* begin *

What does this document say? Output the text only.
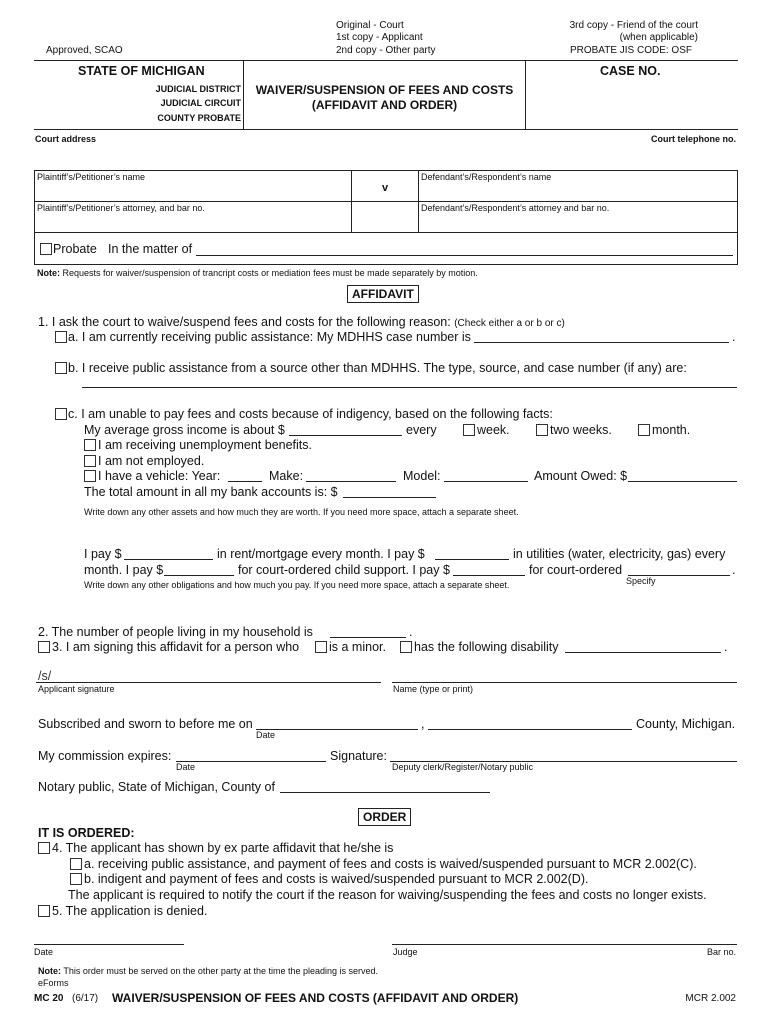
Approved, SCAO
Original - Court
1st copy - Applicant
2nd copy - Other party
3rd copy - Friend of the court
(when applicable)
PROBATE JIS CODE: OSF
STATE OF MICHIGAN
JUDICIAL DISTRICT
JUDICIAL CIRCUIT
COUNTY PROBATE
WAIVER/SUSPENSION OF FEES AND COSTS
(AFFIDAVIT AND ORDER)
CASE NO.
Court address	Court telephone no.
Plaintiff’s/Petitioner’s name
v
Defendant’s/Respondent’s name
Plaintiff’s/Petitioner’s attorney, and bar no.	Defendant’s/Respondent’s attorney and bar no.
Probate In the matter of
Note: Requests for waiver/suspension of trancript costs or mediation fees must be made separately by motion.
AFFIDAVIT
1. I ask the court to waive/suspend fees and costs for the following reason: (Check either a or b or c)
a. I am currently receiving public assistance: My MDHHS case number is	.
b. I receive public assistance from a source other than MDHHS. The type, source, and case number (if any) are:
c. I am unable to pay fees and costs because of indigency, based on the following facts:
My average gross income is about $	every	week.	two weeks.	month.
I am receiving unemployment benefits.
I am not employed.
I have a vehicle: Year:	Make:	Model:	Amount Owed: $
The total amount in all my bank accounts is: $
Write down any other assets and how much they are worth. If you need more space, attach a separate sheet.
I pay $	in rent/mortgage every month. I pay $	in utilities (water, electricity, gas) every
month. I pay $	for court-ordered child support. I pay $	for court-ordered	.
Specify
Write down any other obligations and how much you pay. If you need more space, attach a separate sheet.
2. The number of people living in my household is	.
3. I am signing this affidavit for a person who is a minor. has the following disability	.
/s/
Applicant signature	Name (type or print)
Subscribed and sworn to before me on	,	County, Michigan.
Date
My commission expires:	Signature:
Date	Deputy clerk/Register/Notary public
Notary public, State of Michigan, County of
ORDER
IT IS ORDERED:
4. The applicant has shown by ex parte affidavit that he/she is
a. receiving public assistance, and payment of fees and costs is waived/suspended pursuant to MCR 2.002(C).
b. indigent and payment of fees and costs is waived/suspended pursuant to MCR 2.002(D).
The applicant is required to notify the court if the reason for waiving/suspending the fees and costs no longer exists.
5. The application is denied.
Date	Judge	Bar no.
Note: This order must be served on the other party at the time the pleading is served.
eForms
MC 20 (6/17) WAIVER/SUSPENSION OF FEES AND COSTS (AFFIDAVIT AND ORDER)	MCR 2.002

* end *

--- DO THIS ---
Among the entries above, how many lines hold the string "month"? Give the number by itself.

--- RESPONSE FOR THIS EXERCISE ---
3